Direction: Extract every line of the data below and reproduce each one character for character, in the same order.
-- START --
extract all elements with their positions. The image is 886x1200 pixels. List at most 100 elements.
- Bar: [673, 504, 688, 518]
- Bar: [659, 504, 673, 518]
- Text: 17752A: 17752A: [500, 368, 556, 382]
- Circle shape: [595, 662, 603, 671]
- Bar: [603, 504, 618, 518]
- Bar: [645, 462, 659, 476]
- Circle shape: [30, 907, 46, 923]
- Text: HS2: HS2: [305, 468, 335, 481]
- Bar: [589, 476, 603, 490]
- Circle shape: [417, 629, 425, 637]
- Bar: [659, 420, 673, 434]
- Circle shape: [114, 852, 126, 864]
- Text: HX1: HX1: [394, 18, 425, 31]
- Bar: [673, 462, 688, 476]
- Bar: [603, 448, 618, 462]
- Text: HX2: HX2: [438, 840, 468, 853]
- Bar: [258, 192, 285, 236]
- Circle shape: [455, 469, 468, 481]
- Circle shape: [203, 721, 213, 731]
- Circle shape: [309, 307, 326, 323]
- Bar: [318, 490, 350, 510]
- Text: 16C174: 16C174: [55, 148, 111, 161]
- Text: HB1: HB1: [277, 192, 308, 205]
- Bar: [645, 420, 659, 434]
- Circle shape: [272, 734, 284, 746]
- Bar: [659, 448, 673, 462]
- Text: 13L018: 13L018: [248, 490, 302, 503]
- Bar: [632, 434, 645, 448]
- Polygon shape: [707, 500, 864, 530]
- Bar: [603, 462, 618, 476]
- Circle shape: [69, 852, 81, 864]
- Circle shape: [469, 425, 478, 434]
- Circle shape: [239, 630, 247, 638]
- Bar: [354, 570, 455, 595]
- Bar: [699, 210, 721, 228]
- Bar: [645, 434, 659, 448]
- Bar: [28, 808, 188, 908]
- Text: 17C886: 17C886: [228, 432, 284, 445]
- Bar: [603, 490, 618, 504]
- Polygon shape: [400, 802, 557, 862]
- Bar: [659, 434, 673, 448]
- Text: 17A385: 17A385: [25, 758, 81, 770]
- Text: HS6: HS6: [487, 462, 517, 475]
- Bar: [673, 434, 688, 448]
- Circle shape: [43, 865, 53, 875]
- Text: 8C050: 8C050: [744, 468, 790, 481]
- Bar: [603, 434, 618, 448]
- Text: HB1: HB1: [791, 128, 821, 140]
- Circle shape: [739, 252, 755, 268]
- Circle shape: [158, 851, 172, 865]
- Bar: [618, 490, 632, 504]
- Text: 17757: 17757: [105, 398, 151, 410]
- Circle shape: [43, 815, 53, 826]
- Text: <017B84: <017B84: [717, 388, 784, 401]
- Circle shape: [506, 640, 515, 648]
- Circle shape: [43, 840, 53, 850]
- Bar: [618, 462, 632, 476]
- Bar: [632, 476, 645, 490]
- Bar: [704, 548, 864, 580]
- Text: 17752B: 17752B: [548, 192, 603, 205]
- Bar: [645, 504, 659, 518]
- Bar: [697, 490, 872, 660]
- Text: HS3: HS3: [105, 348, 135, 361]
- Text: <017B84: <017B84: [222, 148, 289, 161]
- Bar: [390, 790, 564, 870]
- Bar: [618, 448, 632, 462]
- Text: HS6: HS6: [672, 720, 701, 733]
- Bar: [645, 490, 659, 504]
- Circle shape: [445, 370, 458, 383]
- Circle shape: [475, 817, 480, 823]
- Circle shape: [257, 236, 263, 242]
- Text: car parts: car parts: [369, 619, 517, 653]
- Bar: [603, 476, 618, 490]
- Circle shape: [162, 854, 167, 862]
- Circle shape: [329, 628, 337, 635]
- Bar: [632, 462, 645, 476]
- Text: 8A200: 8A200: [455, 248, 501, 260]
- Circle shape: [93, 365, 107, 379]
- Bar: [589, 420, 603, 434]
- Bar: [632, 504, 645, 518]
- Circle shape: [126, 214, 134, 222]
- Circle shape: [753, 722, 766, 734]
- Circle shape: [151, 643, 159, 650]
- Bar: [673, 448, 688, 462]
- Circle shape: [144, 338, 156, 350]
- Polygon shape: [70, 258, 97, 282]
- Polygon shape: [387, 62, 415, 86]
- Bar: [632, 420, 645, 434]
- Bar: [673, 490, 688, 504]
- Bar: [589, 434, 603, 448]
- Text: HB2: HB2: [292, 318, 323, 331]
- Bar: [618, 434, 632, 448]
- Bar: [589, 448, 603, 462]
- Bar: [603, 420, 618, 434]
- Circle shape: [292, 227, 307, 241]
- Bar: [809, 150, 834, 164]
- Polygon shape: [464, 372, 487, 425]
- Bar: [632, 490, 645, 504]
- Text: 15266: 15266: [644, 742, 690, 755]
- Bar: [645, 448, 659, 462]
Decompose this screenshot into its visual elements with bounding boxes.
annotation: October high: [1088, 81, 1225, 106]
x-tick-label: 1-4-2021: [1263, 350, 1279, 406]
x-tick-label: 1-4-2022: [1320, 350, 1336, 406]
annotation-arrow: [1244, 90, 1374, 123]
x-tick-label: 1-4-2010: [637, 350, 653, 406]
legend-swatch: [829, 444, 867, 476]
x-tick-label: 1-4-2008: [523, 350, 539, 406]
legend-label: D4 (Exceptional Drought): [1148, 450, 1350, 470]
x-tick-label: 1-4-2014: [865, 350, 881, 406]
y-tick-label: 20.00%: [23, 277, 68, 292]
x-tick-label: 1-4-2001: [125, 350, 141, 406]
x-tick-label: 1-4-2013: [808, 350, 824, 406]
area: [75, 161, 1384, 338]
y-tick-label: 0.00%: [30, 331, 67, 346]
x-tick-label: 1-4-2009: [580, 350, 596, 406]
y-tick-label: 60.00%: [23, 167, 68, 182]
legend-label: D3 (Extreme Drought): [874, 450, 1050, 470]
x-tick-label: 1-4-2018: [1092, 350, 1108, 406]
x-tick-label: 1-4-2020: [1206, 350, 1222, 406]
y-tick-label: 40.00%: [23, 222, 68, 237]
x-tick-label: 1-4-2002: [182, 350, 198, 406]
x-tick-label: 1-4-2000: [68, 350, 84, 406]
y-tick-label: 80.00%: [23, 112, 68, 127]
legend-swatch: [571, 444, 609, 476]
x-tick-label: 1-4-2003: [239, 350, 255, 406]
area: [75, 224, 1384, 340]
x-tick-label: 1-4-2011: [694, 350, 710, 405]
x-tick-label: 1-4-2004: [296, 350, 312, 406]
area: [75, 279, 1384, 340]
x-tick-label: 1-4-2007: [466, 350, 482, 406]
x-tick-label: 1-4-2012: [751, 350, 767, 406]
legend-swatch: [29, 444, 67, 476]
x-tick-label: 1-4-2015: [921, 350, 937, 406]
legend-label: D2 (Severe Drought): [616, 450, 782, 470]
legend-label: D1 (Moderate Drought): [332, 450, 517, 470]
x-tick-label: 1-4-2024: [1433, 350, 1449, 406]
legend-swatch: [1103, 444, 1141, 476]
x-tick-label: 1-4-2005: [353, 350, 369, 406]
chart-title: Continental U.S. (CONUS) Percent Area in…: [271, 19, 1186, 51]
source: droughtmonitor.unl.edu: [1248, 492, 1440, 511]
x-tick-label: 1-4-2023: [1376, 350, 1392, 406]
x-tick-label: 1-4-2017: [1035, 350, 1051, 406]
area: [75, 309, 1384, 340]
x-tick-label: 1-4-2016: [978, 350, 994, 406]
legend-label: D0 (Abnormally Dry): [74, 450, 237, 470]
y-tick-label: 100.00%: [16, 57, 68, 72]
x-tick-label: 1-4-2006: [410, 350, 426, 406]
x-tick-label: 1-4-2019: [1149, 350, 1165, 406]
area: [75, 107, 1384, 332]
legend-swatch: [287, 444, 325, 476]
-- END --
Expected answer:
extract all elements with their positions. The image is 886x1200 pixels. List at most 100 elements.
- Bar: [673, 504, 688, 518]
- Bar: [659, 504, 673, 518]
- Text: 17752A: 17752A: [500, 368, 556, 382]
- Circle shape: [595, 662, 603, 671]
- Bar: [603, 504, 618, 518]
- Bar: [645, 462, 659, 476]
- Circle shape: [30, 907, 46, 923]
- Text: HS2: HS2: [305, 468, 335, 481]
- Bar: [589, 476, 603, 490]
- Circle shape: [417, 629, 425, 637]
- Bar: [659, 420, 673, 434]
- Circle shape: [114, 852, 126, 864]
- Text: HX1: HX1: [394, 18, 425, 31]
- Bar: [673, 462, 688, 476]
- Bar: [603, 448, 618, 462]
- Text: HX2: HX2: [438, 840, 468, 853]
- Bar: [258, 192, 285, 236]
- Circle shape: [455, 469, 468, 481]
- Circle shape: [203, 721, 213, 731]
- Circle shape: [309, 307, 326, 323]
- Bar: [318, 490, 350, 510]
- Text: 16C174: 16C174: [55, 148, 111, 161]
- Text: HB1: HB1: [277, 192, 308, 205]
- Bar: [645, 420, 659, 434]
- Circle shape: [272, 734, 284, 746]
- Bar: [659, 448, 673, 462]
- Text: 13L018: 13L018: [248, 490, 302, 503]
- Bar: [632, 434, 645, 448]
- Polygon shape: [707, 500, 864, 530]
- Bar: [603, 462, 618, 476]
- Circle shape: [69, 852, 81, 864]
- Circle shape: [469, 425, 478, 434]
- Circle shape: [239, 630, 247, 638]
- Bar: [354, 570, 455, 595]
- Bar: [699, 210, 721, 228]
- Bar: [645, 434, 659, 448]
- Bar: [28, 808, 188, 908]
- Text: 17C886: 17C886: [228, 432, 284, 445]
- Bar: [603, 490, 618, 504]
- Polygon shape: [400, 802, 557, 862]
- Bar: [659, 434, 673, 448]
- Text: 17A385: 17A385: [25, 758, 81, 770]
- Text: HS6: HS6: [487, 462, 517, 475]
- Bar: [673, 434, 688, 448]
- Circle shape: [43, 865, 53, 875]
- Text: 8C050: 8C050: [744, 468, 790, 481]
- Bar: [603, 434, 618, 448]
- Text: HB1: HB1: [791, 128, 821, 140]
- Circle shape: [739, 252, 755, 268]
- Circle shape: [158, 851, 172, 865]
- Bar: [618, 490, 632, 504]
- Text: 17757: 17757: [105, 398, 151, 410]
- Circle shape: [43, 815, 53, 826]
- Text: <017B84: <017B84: [717, 388, 784, 401]
- Circle shape: [506, 640, 515, 648]
- Circle shape: [43, 840, 53, 850]
- Bar: [618, 462, 632, 476]
- Bar: [632, 476, 645, 490]
- Bar: [704, 548, 864, 580]
- Text: 17752B: 17752B: [548, 192, 603, 205]
- Bar: [645, 504, 659, 518]
- Bar: [697, 490, 872, 660]
- Text: HS3: HS3: [105, 348, 135, 361]
- Text: <017B84: <017B84: [222, 148, 289, 161]
- Bar: [390, 790, 564, 870]
- Bar: [618, 448, 632, 462]
- Text: HS6: HS6: [672, 720, 701, 733]
- Bar: [645, 490, 659, 504]
- Circle shape: [445, 370, 458, 383]
- Circle shape: [475, 817, 480, 823]
- Circle shape: [257, 236, 263, 242]
- Text: car parts: car parts: [369, 619, 517, 653]
- Bar: [603, 476, 618, 490]
- Circle shape: [162, 854, 167, 862]
- Circle shape: [329, 628, 337, 635]
- Bar: [632, 462, 645, 476]
- Text: 8A200: 8A200: [455, 248, 501, 260]
- Circle shape: [93, 365, 107, 379]
- Bar: [589, 420, 603, 434]
- Bar: [632, 504, 645, 518]
- Circle shape: [126, 214, 134, 222]
- Circle shape: [753, 722, 766, 734]
- Circle shape: [151, 643, 159, 650]
- Bar: [673, 448, 688, 462]
- Circle shape: [144, 338, 156, 350]
- Polygon shape: [70, 258, 97, 282]
- Polygon shape: [387, 62, 415, 86]
- Bar: [632, 420, 645, 434]
- Bar: [673, 490, 688, 504]
- Bar: [589, 434, 603, 448]
- Text: HB2: HB2: [292, 318, 323, 331]
- Bar: [618, 434, 632, 448]
- Bar: [589, 448, 603, 462]
- Bar: [603, 420, 618, 434]
- Circle shape: [292, 227, 307, 241]
- Bar: [809, 150, 834, 164]
- Polygon shape: [464, 372, 487, 425]
- Bar: [632, 490, 645, 504]
- Text: 15266: 15266: [644, 742, 690, 755]
- Bar: [645, 448, 659, 462]
Decompose this screenshot into its visual elements with bounding boxes.
annotation: October high: [1088, 81, 1225, 106]
x-tick-label: 1-4-2021: [1263, 350, 1279, 406]
x-tick-label: 1-4-2022: [1320, 350, 1336, 406]
annotation-arrow: [1244, 90, 1374, 123]
x-tick-label: 1-4-2010: [637, 350, 653, 406]
legend-swatch: [829, 444, 867, 476]
x-tick-label: 1-4-2008: [523, 350, 539, 406]
legend-label: D4 (Exceptional Drought): [1148, 450, 1350, 470]
x-tick-label: 1-4-2014: [865, 350, 881, 406]
y-tick-label: 20.00%: [23, 277, 68, 292]
x-tick-label: 1-4-2001: [125, 350, 141, 406]
x-tick-label: 1-4-2013: [808, 350, 824, 406]
area: [75, 161, 1384, 338]
y-tick-label: 0.00%: [30, 331, 67, 346]
x-tick-label: 1-4-2009: [580, 350, 596, 406]
y-tick-label: 60.00%: [23, 167, 68, 182]
legend-label: D3 (Extreme Drought): [874, 450, 1050, 470]
x-tick-label: 1-4-2018: [1092, 350, 1108, 406]
x-tick-label: 1-4-2020: [1206, 350, 1222, 406]
y-tick-label: 40.00%: [23, 222, 68, 237]
x-tick-label: 1-4-2002: [182, 350, 198, 406]
x-tick-label: 1-4-2000: [68, 350, 84, 406]
y-tick-label: 80.00%: [23, 112, 68, 127]
legend-swatch: [571, 444, 609, 476]
x-tick-label: 1-4-2003: [239, 350, 255, 406]
area: [75, 224, 1384, 340]
x-tick-label: 1-4-2011: [694, 350, 710, 405]
x-tick-label: 1-4-2004: [296, 350, 312, 406]
area: [75, 279, 1384, 340]
x-tick-label: 1-4-2007: [466, 350, 482, 406]
x-tick-label: 1-4-2012: [751, 350, 767, 406]
legend-swatch: [29, 444, 67, 476]
x-tick-label: 1-4-2015: [921, 350, 937, 406]
legend-label: D2 (Severe Drought): [616, 450, 782, 470]
legend-label: D1 (Moderate Drought): [332, 450, 517, 470]
x-tick-label: 1-4-2024: [1433, 350, 1449, 406]
legend-swatch: [1103, 444, 1141, 476]
x-tick-label: 1-4-2005: [353, 350, 369, 406]
chart-title: Continental U.S. (CONUS) Percent Area in…: [271, 19, 1186, 51]
source: droughtmonitor.unl.edu: [1248, 492, 1440, 511]
x-tick-label: 1-4-2023: [1376, 350, 1392, 406]
x-tick-label: 1-4-2017: [1035, 350, 1051, 406]
area: [75, 309, 1384, 340]
x-tick-label: 1-4-2016: [978, 350, 994, 406]
legend-label: D0 (Abnormally Dry): [74, 450, 237, 470]
y-tick-label: 100.00%: [16, 57, 68, 72]
x-tick-label: 1-4-2006: [410, 350, 426, 406]
x-tick-label: 1-4-2019: [1149, 350, 1165, 406]
area: [75, 107, 1384, 332]
legend-swatch: [287, 444, 325, 476]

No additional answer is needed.